_Direction_
Beneath this task is a listing; retype all of it exactly.

Figure content listings
┌────────

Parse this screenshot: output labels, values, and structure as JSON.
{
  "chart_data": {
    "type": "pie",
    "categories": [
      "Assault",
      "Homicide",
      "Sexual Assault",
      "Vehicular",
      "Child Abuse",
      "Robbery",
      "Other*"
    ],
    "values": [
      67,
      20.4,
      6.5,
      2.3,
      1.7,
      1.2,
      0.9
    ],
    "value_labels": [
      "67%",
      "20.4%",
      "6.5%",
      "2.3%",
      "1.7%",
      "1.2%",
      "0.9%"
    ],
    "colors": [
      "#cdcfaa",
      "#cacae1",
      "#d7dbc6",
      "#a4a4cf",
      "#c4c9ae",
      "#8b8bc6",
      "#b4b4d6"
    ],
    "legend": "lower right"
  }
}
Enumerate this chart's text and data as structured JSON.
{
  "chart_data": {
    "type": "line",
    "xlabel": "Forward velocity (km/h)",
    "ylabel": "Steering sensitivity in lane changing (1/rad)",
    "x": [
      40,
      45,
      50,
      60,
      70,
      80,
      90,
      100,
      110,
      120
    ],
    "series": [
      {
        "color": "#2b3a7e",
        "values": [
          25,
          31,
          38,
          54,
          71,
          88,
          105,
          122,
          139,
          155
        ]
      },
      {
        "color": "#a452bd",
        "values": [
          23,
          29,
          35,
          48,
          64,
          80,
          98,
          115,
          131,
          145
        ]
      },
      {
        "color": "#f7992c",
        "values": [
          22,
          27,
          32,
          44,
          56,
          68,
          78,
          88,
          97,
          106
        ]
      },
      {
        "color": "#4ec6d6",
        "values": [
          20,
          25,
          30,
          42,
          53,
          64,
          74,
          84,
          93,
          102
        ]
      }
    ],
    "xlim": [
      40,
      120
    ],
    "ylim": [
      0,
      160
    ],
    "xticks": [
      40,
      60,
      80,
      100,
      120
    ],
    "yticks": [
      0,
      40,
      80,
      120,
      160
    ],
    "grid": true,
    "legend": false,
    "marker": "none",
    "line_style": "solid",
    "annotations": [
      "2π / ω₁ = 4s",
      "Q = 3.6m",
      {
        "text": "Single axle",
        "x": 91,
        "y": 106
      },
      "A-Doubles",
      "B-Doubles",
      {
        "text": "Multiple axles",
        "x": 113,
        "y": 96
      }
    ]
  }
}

└────────

_Result_
Parse this screenshot: output labels, values, and structure as JSON.
{
  "chart_data": {
    "type": "pie",
    "categories": [
      "Assault",
      "Homicide",
      "Sexual Assault",
      "Vehicular",
      "Child Abuse",
      "Robbery",
      "Other*"
    ],
    "values": [
      67,
      20.4,
      6.5,
      2.3,
      1.7,
      1.2,
      0.9
    ],
    "value_labels": [
      "67%",
      "20.4%",
      "6.5%",
      "2.3%",
      "1.7%",
      "1.2%",
      "0.9%"
    ],
    "colors": [
      "#cdcfaa",
      "#cacae1",
      "#d7dbc6",
      "#a4a4cf",
      "#c4c9ae",
      "#8b8bc6",
      "#b4b4d6"
    ],
    "legend": "lower right"
  }
}
Enumerate this chart's text and data as structured JSON.
{
  "chart_data": {
    "type": "line",
    "xlabel": "Forward velocity (km/h)",
    "ylabel": "Steering sensitivity in lane changing (1/rad)",
    "x": [
      40,
      45,
      50,
      60,
      70,
      80,
      90,
      100,
      110,
      120
    ],
    "series": [
      {
        "color": "#2b3a7e",
        "values": [
          25,
          31,
          38,
          54,
          71,
          88,
          105,
          122,
          139,
          155
        ]
      },
      {
        "color": "#a452bd",
        "values": [
          23,
          29,
          35,
          48,
          64,
          80,
          98,
          115,
          131,
          145
        ]
      },
      {
        "color": "#f7992c",
        "values": [
          22,
          27,
          32,
          44,
          56,
          68,
          78,
          88,
          97,
          106
        ]
      },
      {
        "color": "#4ec6d6",
        "values": [
          20,
          25,
          30,
          42,
          53,
          64,
          74,
          84,
          93,
          102
        ]
      }
    ],
    "xlim": [
      40,
      120
    ],
    "ylim": [
      0,
      160
    ],
    "xticks": [
      40,
      60,
      80,
      100,
      120
    ],
    "yticks": [
      0,
      40,
      80,
      120,
      160
    ],
    "grid": true,
    "legend": false,
    "marker": "none",
    "line_style": "solid",
    "annotations": [
      "2π / ω₁ = 4s",
      "Q = 3.6m",
      {
        "text": "Single axle",
        "x": 91,
        "y": 106
      },
      "A-Doubles",
      "B-Doubles",
      {
        "text": "Multiple axles",
        "x": 113,
        "y": 96
      }
    ]
  }
}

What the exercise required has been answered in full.